───── Supplied records ─────

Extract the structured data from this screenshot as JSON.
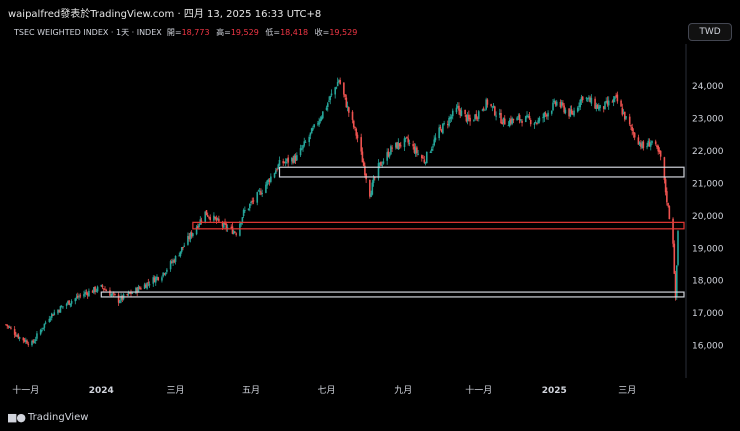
{
  "caption": "waipalfred發表於TradingView.com · 四月 13, 2025 16:33 UTC+8",
  "header": {
    "symbol": "TSEC WEIGHTED INDEX · 1天 · INDEX",
    "open_label": "開=",
    "open": "18,773",
    "high_label": "高=",
    "high": "19,529",
    "low_label": "低=",
    "low": "18,418",
    "close_label": "收=",
    "close": "19,529"
  },
  "currency_button": "TWD",
  "brand": {
    "logo_icon": "tradingview-logo-icon",
    "name": "TradingView"
  },
  "colors": {
    "up": "#26a69a",
    "down": "#ef5350",
    "box_white": "#d1d4dc",
    "box_red": "#e53935"
  },
  "chart_data": {
    "type": "candlestick",
    "title": "TSEC WEIGHTED INDEX",
    "ylim": [
      15000,
      25300
    ],
    "y_ticks": [
      "24,000",
      "23,000",
      "22,000",
      "21,000",
      "20,000",
      "19,000",
      "18,000",
      "17,000",
      "16,000"
    ],
    "y_tick_values": [
      24000,
      23000,
      22000,
      21000,
      20000,
      19000,
      18000,
      17000,
      16000
    ],
    "x_ticks": [
      "十一月",
      "2024",
      "三月",
      "五月",
      "七月",
      "九月",
      "十一月",
      "2025",
      "三月"
    ],
    "x_tick_dates": [
      "2023-11",
      "2024-01",
      "2024-03",
      "2024-05",
      "2024-07",
      "2024-09",
      "2024-11",
      "2025-01",
      "2025-03"
    ],
    "x_range": [
      "2023-10-16",
      "2025-04-11"
    ],
    "path_dates": [
      "2023-10-16",
      "2023-10-27",
      "2023-11-06",
      "2023-11-20",
      "2023-12-04",
      "2023-12-18",
      "2024-01-02",
      "2024-01-15",
      "2024-01-29",
      "2024-02-19",
      "2024-03-01",
      "2024-03-15",
      "2024-03-25",
      "2024-04-08",
      "2024-04-19",
      "2024-04-25",
      "2024-05-10",
      "2024-05-24",
      "2024-06-07",
      "2024-06-21",
      "2024-07-01",
      "2024-07-11",
      "2024-07-19",
      "2024-07-26",
      "2024-08-05",
      "2024-08-12",
      "2024-08-23",
      "2024-09-04",
      "2024-09-18",
      "2024-09-30",
      "2024-10-15",
      "2024-10-25",
      "2024-11-08",
      "2024-11-21",
      "2024-12-06",
      "2024-12-19",
      "2025-01-03",
      "2025-01-15",
      "2025-01-24",
      "2025-02-07",
      "2025-02-20",
      "2025-03-05",
      "2025-03-14",
      "2025-03-21",
      "2025-03-28",
      "2025-04-07",
      "2025-04-09",
      "2025-04-11"
    ],
    "path_closes": [
      16650,
      16250,
      16050,
      16900,
      17300,
      17600,
      17800,
      17400,
      17700,
      18200,
      18700,
      19500,
      20100,
      19700,
      19500,
      20100,
      20800,
      21600,
      21800,
      22700,
      23400,
      24200,
      23200,
      22400,
      20700,
      21500,
      22100,
      22300,
      21700,
      22600,
      23300,
      22900,
      23500,
      22900,
      23000,
      22900,
      23500,
      23100,
      23700,
      23300,
      23600,
      22600,
      22100,
      22300,
      21800,
      19200,
      17400,
      19529
    ],
    "box_zones": [
      {
        "y_top": 21500,
        "y_bottom": 21200,
        "start": "2024-05-24",
        "style": "white"
      },
      {
        "y_top": 19800,
        "y_bottom": 19600,
        "start": "2024-03-15",
        "style": "red"
      },
      {
        "y_top": 17650,
        "y_bottom": 17500,
        "start": "2024-01-01",
        "style": "white"
      }
    ]
  }
}
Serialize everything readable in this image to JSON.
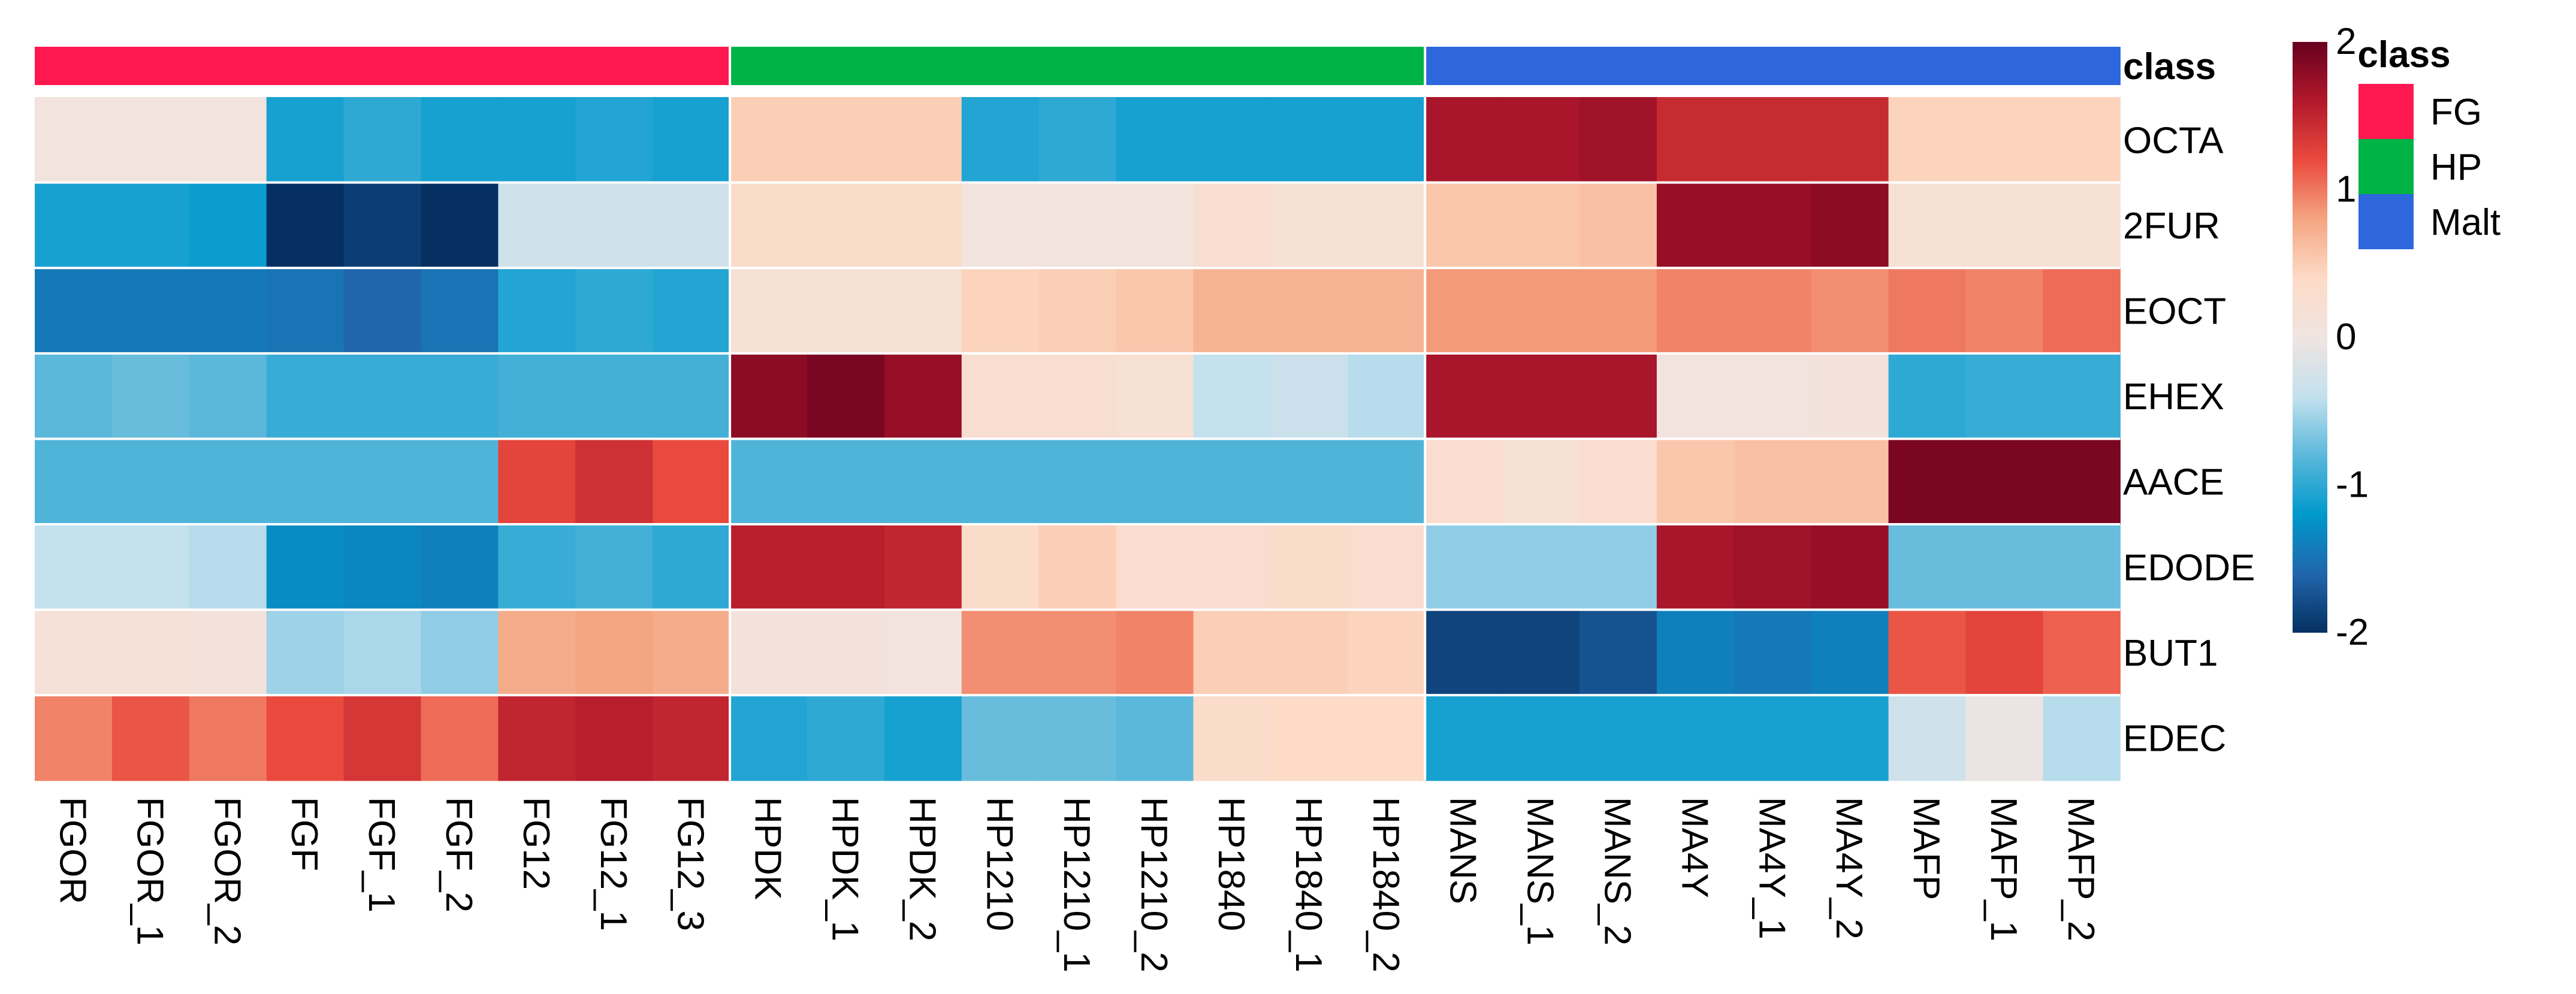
{
  "chart_data": {
    "type": "heatmap",
    "columns": [
      "FGOR",
      "FGOR_1",
      "FGOR_2",
      "FGF",
      "FGF_1",
      "FGF_2",
      "FG12",
      "FG12_1",
      "FG12_3",
      "HPDK",
      "HPDK_1",
      "HPDK_2",
      "HP1210",
      "HP1210_1",
      "HP1210_2",
      "HP1840",
      "HP1840_1",
      "HP1840_2",
      "MANS",
      "MANS_1",
      "MANS_2",
      "MA4Y",
      "MA4Y_1",
      "MA4Y_2",
      "MAFP",
      "MAFP_1",
      "MAFP_2"
    ],
    "rows": [
      "OCTA",
      "2FUR",
      "EOCT",
      "EHEX",
      "AACE",
      "EDODE",
      "BUT1",
      "EDEC"
    ],
    "column_class": [
      "FG",
      "FG",
      "FG",
      "FG",
      "FG",
      "FG",
      "FG",
      "FG",
      "FG",
      "HP",
      "HP",
      "HP",
      "HP",
      "HP",
      "HP",
      "HP",
      "HP",
      "HP",
      "Malt",
      "Malt",
      "Malt",
      "Malt",
      "Malt",
      "Malt",
      "Malt",
      "Malt",
      "Malt"
    ],
    "annotation_label": "class",
    "values": [
      [
        0.05,
        0.05,
        0.05,
        -1.1,
        -1.0,
        -1.1,
        -1.1,
        -1.05,
        -1.1,
        0.5,
        0.5,
        0.5,
        -1.05,
        -1.0,
        -1.1,
        -1.1,
        -1.1,
        -1.1,
        1.65,
        1.65,
        1.7,
        1.45,
        1.45,
        1.45,
        0.45,
        0.45,
        0.45
      ],
      [
        -1.1,
        -1.1,
        -1.15,
        -2.0,
        -1.9,
        -2.0,
        -0.3,
        -0.3,
        -0.3,
        0.35,
        0.35,
        0.35,
        0.05,
        0.05,
        0.05,
        0.25,
        0.2,
        0.2,
        0.55,
        0.55,
        0.6,
        1.75,
        1.75,
        1.8,
        0.2,
        0.2,
        0.2
      ],
      [
        -1.45,
        -1.45,
        -1.45,
        -1.5,
        -1.6,
        -1.5,
        -1.05,
        -1.0,
        -1.05,
        0.2,
        0.2,
        0.2,
        0.45,
        0.5,
        0.55,
        0.7,
        0.7,
        0.7,
        0.85,
        0.85,
        0.85,
        0.95,
        0.95,
        0.9,
        1.0,
        0.95,
        1.05
      ],
      [
        -0.8,
        -0.75,
        -0.8,
        -0.95,
        -0.95,
        -0.95,
        -0.9,
        -0.9,
        -0.9,
        1.8,
        1.9,
        1.75,
        0.25,
        0.25,
        0.2,
        -0.4,
        -0.35,
        -0.45,
        1.65,
        1.65,
        1.65,
        0.05,
        0.05,
        0.1,
        -1.0,
        -0.95,
        -0.95
      ],
      [
        -0.85,
        -0.85,
        -0.85,
        -0.85,
        -0.85,
        -0.85,
        1.25,
        1.4,
        1.2,
        -0.85,
        -0.85,
        -0.85,
        -0.85,
        -0.85,
        -0.85,
        -0.85,
        -0.85,
        -0.85,
        0.3,
        0.2,
        0.3,
        0.55,
        0.6,
        0.6,
        1.9,
        1.9,
        1.9
      ],
      [
        -0.4,
        -0.4,
        -0.45,
        -1.3,
        -1.35,
        -1.4,
        -0.95,
        -0.9,
        -1.0,
        1.55,
        1.55,
        1.5,
        0.35,
        0.5,
        0.3,
        0.3,
        0.35,
        0.3,
        -0.6,
        -0.6,
        -0.6,
        1.65,
        1.7,
        1.75,
        -0.75,
        -0.75,
        -0.75
      ],
      [
        0.15,
        0.15,
        0.1,
        -0.55,
        -0.5,
        -0.6,
        0.75,
        0.8,
        0.75,
        0.1,
        0.1,
        0.05,
        0.9,
        0.9,
        0.95,
        0.5,
        0.5,
        0.45,
        -1.85,
        -1.85,
        -1.75,
        -1.4,
        -1.45,
        -1.4,
        1.15,
        1.25,
        1.1
      ],
      [
        0.95,
        1.15,
        1.0,
        1.2,
        1.35,
        1.05,
        1.5,
        1.55,
        1.5,
        -1.05,
        -1.0,
        -1.1,
        -0.75,
        -0.75,
        -0.8,
        0.35,
        0.4,
        0.4,
        -1.1,
        -1.1,
        -1.1,
        -1.1,
        -1.1,
        -1.1,
        -0.3,
        -0.05,
        -0.45
      ]
    ],
    "color_scale": {
      "min": -2,
      "max": 2,
      "stops": [
        "#053061",
        "#2166AC",
        "#0099CC",
        "#5BB8DB",
        "#C4E1EE",
        "#F0E4E1",
        "#FDDBC7",
        "#F4A582",
        "#EA4A3D",
        "#B2182B",
        "#67001F"
      ],
      "ticks": [
        2,
        1,
        0,
        -1,
        -2
      ]
    },
    "legend": {
      "title": "class",
      "entries": [
        {
          "label": "FG",
          "color": "#FF1850"
        },
        {
          "label": "HP",
          "color": "#00B347"
        },
        {
          "label": "Malt",
          "color": "#2E66DD"
        }
      ]
    }
  }
}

─────

| Exercise instructions |
Looking at the records above, work out how many lines include the string "title". Give the number and nothing else.

| Exercise response |
2